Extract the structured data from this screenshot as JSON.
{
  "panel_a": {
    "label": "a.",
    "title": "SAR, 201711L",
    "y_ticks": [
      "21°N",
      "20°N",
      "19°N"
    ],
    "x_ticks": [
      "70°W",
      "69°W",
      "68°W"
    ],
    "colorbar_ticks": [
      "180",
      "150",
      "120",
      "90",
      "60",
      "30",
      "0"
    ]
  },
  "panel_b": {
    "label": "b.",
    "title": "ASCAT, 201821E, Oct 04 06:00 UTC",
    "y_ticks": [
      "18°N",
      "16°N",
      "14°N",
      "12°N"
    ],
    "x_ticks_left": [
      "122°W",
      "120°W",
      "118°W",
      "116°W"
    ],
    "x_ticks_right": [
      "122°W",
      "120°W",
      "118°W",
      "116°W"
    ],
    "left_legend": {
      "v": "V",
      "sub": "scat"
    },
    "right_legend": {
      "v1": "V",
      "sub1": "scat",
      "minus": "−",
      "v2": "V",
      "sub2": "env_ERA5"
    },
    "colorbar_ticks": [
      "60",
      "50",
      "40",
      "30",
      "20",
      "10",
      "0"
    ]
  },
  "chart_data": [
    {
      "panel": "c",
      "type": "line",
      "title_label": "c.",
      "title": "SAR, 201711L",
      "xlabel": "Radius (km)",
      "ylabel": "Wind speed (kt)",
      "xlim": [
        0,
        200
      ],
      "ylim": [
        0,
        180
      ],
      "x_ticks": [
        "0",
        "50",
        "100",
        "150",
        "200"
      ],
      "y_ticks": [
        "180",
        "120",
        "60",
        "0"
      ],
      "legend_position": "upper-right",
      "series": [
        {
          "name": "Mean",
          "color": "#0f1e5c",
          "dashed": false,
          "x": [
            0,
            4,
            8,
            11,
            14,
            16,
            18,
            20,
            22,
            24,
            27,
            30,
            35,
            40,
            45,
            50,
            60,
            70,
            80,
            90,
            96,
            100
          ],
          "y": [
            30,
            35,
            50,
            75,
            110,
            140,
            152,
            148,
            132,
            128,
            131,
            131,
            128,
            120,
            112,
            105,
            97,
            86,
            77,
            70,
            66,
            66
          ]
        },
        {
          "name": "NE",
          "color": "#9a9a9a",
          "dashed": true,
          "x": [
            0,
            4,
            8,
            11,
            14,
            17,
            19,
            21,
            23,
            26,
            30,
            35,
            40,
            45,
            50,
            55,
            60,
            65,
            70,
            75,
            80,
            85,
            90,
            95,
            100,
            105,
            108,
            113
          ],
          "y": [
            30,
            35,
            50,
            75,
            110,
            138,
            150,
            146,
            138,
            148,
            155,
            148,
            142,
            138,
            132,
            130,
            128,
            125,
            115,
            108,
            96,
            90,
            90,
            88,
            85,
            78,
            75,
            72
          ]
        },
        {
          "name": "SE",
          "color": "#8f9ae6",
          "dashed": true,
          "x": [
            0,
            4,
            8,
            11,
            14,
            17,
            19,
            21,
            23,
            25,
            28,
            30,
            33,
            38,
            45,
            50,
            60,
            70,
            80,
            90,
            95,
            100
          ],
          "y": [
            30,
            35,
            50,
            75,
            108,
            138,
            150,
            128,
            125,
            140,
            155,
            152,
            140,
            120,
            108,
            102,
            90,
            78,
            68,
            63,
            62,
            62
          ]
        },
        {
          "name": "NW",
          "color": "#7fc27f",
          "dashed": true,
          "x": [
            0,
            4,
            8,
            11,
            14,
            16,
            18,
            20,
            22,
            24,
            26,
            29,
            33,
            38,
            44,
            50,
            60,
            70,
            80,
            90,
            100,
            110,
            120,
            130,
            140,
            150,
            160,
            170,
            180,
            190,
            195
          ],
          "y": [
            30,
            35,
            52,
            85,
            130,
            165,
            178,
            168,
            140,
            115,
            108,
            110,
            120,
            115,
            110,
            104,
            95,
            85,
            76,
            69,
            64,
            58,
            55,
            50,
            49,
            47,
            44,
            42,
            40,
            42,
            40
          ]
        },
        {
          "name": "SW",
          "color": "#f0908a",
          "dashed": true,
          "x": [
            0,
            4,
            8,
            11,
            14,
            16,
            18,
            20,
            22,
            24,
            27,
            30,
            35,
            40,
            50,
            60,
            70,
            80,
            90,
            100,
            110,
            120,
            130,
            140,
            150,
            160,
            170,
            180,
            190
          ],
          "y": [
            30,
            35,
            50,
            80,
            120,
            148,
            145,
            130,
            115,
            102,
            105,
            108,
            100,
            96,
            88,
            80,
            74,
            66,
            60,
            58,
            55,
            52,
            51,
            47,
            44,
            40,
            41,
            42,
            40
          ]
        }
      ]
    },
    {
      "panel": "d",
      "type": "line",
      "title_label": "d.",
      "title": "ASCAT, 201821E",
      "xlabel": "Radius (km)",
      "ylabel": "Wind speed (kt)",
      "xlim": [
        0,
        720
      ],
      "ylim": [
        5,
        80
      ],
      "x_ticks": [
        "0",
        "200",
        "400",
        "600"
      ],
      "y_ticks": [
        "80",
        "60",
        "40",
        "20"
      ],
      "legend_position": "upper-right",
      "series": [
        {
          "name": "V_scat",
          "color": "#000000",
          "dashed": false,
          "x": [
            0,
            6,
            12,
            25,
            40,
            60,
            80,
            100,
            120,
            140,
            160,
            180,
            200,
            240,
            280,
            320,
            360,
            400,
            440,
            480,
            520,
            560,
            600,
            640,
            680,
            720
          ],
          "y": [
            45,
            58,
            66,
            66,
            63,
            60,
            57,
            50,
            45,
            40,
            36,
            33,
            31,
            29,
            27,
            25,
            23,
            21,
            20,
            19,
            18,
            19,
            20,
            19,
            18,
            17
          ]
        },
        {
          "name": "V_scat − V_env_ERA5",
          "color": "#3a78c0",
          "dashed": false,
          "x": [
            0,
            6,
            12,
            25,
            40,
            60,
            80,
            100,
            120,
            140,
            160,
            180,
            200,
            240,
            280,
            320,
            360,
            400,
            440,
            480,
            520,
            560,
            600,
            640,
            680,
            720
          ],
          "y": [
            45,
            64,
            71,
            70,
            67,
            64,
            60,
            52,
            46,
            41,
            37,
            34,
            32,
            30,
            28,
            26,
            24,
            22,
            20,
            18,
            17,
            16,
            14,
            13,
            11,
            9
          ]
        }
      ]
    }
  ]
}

--*--

Filter the records, keeping only lines that contain "name", and show those lines.

### FINISHED TASK
          "name": "Mean",
          "name": "NE",
          "name": "SE",
          "name": "NW",
          "name": "SW",
          "name": "V_scat",
          "name": "V_scat − V_env_ERA5",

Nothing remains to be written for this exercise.